§ **What you should do**
Find every line in the records below that contains the word "Users", and copy each such line.

§ **Records for the exercise**
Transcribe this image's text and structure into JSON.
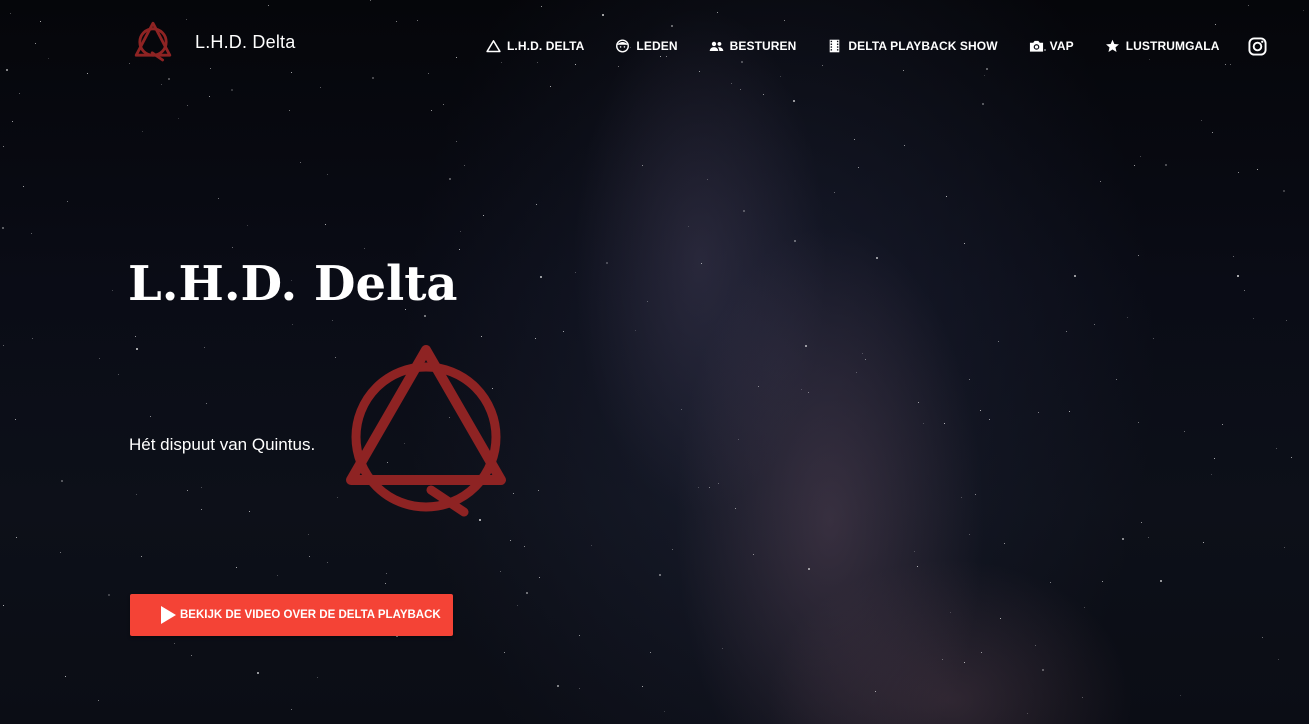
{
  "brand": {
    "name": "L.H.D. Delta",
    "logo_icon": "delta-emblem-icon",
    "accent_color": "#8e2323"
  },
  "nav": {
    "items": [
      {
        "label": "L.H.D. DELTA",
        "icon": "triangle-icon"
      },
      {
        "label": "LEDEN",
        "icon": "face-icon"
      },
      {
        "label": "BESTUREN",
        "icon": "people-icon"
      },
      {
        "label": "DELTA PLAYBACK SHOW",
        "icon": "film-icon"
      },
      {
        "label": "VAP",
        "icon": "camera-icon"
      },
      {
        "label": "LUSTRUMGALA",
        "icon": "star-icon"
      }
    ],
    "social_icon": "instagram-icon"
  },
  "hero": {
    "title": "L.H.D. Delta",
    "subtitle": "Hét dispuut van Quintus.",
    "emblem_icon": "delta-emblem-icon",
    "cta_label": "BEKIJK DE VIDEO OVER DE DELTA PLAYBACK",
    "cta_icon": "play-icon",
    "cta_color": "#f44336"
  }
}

--

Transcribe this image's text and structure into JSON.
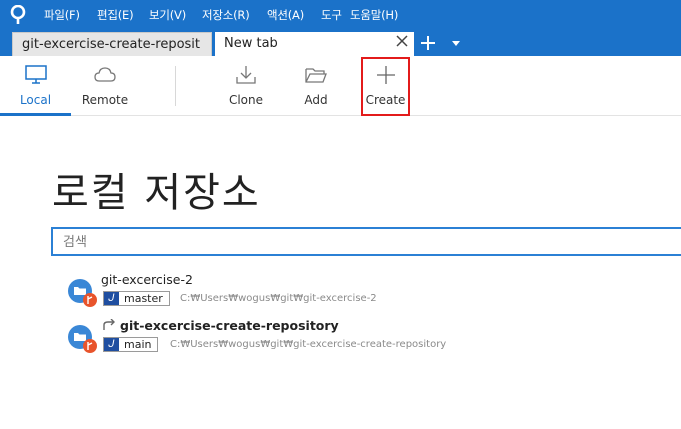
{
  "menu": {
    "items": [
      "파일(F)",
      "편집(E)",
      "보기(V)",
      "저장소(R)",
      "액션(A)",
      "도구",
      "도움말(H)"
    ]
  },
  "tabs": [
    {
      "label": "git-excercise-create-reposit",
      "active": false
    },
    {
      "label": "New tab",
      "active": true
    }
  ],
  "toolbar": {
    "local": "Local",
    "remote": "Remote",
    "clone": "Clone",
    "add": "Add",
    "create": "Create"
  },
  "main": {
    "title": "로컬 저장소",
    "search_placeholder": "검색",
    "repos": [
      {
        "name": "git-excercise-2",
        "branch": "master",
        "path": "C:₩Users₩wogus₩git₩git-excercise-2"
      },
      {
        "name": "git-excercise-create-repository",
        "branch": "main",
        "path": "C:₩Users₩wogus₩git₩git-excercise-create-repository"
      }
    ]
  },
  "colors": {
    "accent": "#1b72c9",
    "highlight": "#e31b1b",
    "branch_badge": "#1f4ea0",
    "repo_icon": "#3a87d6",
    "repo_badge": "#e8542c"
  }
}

§ **Exercise response**
        "path": "C:₩Users₩wogus₩git₩git-excercise-2"
        "path": "C:₩Users₩wogus₩git₩git-excercise-create-repository"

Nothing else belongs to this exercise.